What to do: Collect from the data below each line with "document".

** BEGIN Information supplied **

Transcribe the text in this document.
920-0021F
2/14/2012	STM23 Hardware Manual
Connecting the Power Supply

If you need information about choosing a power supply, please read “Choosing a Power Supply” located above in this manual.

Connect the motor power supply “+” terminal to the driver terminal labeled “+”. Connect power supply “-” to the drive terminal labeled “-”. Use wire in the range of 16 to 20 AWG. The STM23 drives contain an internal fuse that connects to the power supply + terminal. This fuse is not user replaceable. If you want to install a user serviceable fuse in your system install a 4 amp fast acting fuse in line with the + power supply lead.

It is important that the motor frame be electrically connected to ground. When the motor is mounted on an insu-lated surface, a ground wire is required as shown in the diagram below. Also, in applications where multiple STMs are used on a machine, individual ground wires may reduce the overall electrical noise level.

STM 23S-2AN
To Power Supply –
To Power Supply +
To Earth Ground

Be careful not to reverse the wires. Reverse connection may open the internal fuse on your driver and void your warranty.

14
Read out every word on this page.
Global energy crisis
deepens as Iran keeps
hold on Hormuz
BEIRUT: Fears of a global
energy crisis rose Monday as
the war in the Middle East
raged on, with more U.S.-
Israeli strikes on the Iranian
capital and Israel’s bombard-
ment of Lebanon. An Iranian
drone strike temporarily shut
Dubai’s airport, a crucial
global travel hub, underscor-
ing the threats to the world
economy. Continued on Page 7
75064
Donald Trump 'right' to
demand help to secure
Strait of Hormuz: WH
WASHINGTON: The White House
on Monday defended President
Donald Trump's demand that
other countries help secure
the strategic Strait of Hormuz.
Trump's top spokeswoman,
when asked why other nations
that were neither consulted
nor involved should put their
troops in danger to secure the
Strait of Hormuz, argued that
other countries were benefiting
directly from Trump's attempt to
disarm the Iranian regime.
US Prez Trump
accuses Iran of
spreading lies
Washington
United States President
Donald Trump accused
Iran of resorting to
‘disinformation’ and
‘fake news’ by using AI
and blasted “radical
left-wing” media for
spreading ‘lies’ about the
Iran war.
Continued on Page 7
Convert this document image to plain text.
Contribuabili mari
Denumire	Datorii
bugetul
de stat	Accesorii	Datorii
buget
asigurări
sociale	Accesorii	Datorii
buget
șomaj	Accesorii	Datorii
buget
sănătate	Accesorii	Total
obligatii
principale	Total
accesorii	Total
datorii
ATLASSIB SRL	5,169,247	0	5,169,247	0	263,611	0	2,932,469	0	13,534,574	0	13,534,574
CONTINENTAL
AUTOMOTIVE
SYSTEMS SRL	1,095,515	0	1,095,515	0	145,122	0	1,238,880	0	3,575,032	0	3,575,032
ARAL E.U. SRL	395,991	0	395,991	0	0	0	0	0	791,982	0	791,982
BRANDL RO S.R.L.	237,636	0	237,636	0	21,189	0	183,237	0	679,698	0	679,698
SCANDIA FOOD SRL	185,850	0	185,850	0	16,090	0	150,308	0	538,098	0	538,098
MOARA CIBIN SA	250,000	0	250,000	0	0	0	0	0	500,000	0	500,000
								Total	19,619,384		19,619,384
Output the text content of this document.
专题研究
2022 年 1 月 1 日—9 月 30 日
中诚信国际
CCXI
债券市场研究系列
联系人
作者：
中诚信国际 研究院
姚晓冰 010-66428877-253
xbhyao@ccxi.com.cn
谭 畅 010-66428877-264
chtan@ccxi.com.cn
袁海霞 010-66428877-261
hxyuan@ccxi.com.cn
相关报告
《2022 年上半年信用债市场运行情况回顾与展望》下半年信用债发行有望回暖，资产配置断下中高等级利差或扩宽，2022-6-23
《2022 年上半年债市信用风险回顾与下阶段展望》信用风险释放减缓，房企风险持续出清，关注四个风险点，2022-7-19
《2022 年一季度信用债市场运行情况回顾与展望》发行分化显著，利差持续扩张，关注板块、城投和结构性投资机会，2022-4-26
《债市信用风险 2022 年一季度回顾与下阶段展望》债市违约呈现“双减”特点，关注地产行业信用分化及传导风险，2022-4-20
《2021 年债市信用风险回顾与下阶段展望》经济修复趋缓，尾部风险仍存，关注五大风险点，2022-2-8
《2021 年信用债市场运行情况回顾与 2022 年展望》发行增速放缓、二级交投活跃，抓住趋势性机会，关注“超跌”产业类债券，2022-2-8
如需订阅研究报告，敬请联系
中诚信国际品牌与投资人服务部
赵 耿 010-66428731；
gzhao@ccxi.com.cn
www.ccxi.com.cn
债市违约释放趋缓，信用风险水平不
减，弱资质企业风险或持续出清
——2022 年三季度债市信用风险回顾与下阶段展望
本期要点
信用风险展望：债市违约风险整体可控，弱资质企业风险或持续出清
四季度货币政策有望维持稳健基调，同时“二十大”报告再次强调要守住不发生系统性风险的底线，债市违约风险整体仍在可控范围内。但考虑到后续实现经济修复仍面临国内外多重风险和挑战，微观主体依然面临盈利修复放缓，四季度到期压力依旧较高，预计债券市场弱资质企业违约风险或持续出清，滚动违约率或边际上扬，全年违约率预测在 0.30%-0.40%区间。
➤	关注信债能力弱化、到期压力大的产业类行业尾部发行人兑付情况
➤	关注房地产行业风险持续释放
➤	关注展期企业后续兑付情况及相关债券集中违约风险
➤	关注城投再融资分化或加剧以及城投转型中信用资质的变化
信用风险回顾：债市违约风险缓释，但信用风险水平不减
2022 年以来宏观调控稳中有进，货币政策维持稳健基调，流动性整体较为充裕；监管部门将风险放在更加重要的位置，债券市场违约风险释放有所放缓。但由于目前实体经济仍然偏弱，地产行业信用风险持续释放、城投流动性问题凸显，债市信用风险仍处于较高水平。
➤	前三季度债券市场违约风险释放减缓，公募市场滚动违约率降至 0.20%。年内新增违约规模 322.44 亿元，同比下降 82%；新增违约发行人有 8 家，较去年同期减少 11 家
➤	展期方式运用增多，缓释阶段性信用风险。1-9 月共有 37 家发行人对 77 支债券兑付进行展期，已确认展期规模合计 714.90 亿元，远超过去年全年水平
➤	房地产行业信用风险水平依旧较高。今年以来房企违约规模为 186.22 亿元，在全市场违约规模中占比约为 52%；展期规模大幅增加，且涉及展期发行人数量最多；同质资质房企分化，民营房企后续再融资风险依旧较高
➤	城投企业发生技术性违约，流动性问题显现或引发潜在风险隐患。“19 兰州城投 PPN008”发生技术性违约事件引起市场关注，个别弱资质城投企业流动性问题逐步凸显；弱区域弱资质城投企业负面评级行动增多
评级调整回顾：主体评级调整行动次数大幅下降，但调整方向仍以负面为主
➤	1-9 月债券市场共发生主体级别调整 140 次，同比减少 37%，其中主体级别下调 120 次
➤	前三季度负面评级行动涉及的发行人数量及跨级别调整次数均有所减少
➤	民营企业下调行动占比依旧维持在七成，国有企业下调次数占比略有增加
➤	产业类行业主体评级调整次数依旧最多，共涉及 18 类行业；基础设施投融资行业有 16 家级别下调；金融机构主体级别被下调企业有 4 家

** END Information supplied **

Correct result:
Transcribe the text in this document.
Convert this document image to plain text.
Output the text content of this document.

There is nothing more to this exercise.